[Stored data]

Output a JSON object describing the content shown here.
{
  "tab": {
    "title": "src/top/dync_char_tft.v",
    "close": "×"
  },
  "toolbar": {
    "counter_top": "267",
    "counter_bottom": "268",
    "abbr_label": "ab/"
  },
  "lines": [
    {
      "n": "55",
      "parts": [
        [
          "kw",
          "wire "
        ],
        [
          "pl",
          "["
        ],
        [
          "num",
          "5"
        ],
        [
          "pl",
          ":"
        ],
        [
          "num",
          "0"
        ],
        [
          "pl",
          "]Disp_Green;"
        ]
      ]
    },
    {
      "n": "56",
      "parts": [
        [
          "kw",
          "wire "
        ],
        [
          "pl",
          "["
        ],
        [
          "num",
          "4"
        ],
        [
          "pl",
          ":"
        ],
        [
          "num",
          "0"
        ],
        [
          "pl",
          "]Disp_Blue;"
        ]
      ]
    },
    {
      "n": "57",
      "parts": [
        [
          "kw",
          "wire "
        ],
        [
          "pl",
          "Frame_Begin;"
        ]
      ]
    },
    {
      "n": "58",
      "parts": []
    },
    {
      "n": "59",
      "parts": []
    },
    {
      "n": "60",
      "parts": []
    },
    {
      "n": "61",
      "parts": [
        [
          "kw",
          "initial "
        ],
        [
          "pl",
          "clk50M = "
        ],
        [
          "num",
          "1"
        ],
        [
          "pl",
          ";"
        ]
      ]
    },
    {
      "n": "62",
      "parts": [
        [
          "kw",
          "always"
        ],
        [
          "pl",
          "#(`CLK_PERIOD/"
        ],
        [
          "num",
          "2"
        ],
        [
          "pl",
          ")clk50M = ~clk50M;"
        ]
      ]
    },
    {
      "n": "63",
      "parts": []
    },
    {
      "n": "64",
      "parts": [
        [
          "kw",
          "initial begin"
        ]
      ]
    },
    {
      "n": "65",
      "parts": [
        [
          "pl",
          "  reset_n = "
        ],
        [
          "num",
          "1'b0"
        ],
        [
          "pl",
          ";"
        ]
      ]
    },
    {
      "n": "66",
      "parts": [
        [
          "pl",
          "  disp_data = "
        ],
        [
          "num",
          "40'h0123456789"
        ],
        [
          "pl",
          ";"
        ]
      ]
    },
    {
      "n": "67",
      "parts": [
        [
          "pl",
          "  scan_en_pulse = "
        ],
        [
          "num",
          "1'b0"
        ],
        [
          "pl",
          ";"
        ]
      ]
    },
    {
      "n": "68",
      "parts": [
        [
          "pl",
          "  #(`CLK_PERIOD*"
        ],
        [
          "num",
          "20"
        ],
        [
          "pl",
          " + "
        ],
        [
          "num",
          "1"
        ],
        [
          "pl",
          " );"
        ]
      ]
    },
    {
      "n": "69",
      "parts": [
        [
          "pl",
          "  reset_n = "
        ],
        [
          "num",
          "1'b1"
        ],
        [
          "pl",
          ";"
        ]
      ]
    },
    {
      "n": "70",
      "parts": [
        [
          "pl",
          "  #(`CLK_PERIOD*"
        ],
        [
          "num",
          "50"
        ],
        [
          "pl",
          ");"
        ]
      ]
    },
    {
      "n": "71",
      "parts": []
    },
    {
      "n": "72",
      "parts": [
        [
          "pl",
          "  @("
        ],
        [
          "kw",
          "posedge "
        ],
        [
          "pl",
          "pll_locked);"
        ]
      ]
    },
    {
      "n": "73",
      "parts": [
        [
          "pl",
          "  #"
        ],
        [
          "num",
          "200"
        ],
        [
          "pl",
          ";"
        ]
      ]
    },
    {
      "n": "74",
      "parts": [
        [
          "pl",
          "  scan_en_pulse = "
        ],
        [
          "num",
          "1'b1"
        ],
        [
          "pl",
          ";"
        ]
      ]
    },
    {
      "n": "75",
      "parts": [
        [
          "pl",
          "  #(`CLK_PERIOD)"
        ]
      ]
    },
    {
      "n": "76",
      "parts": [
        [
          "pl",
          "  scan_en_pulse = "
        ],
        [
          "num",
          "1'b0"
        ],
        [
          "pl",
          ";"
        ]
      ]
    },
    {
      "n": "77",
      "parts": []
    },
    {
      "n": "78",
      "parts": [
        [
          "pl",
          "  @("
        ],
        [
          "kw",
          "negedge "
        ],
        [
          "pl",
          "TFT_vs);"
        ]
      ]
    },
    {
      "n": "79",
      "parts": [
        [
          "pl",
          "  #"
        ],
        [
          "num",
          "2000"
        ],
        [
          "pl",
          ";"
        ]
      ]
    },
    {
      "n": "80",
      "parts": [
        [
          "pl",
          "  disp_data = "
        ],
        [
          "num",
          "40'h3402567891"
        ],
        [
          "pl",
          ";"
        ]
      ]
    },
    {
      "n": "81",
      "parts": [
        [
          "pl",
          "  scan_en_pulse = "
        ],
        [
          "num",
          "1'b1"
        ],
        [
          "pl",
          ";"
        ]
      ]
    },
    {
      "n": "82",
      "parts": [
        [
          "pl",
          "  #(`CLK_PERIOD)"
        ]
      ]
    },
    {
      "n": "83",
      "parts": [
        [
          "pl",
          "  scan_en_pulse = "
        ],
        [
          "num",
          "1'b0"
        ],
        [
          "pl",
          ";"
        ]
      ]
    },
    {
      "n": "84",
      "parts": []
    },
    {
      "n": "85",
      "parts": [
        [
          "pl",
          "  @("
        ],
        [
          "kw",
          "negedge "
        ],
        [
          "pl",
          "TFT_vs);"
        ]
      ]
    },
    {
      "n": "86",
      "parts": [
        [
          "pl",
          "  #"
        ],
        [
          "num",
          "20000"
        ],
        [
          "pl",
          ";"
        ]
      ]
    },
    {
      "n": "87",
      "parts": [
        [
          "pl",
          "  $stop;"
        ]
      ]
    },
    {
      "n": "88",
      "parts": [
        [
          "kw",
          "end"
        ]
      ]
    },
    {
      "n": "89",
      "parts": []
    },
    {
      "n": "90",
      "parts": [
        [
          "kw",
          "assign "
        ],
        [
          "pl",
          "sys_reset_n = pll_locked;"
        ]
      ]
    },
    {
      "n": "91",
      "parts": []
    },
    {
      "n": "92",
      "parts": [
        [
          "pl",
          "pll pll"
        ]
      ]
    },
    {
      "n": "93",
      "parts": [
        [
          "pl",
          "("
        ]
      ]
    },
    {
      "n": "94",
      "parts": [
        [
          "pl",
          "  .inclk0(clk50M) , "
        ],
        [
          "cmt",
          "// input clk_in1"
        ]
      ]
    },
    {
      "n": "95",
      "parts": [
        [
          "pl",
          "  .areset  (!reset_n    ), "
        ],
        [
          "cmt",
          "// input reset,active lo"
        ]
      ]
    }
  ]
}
* * *
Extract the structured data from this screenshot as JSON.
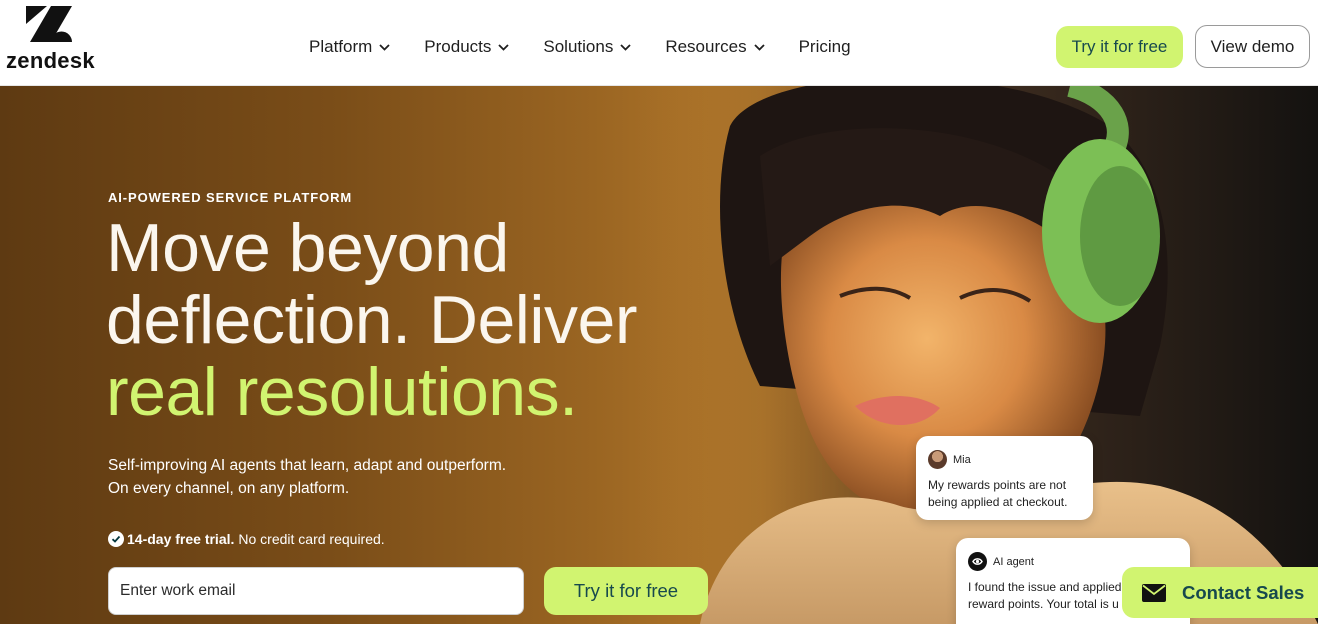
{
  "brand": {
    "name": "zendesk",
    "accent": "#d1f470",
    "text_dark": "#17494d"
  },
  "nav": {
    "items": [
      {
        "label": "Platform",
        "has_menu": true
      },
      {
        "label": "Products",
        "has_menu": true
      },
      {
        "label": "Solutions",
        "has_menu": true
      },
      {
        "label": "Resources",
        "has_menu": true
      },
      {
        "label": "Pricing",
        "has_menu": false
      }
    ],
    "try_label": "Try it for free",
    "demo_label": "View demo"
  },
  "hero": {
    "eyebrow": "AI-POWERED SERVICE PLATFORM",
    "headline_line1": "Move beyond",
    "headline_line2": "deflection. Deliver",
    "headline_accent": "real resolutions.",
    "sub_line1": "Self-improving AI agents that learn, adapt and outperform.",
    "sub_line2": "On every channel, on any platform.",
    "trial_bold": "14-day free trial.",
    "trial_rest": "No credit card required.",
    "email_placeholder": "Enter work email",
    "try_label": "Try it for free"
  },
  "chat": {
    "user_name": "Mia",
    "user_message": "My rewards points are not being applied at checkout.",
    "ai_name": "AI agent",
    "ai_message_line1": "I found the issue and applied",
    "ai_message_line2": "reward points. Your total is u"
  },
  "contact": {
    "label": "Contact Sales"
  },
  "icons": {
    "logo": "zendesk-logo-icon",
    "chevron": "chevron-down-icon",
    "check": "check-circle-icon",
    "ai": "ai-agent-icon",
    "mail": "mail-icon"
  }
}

=== WORK TO DO ===
Find all lines where the word "free" appears. Copy them.

=== WRITTEN ANSWER ===
    "try_label": "Try it for free",
    "trial_bold": "14-day free trial.",
    "try_label": "Try it for free"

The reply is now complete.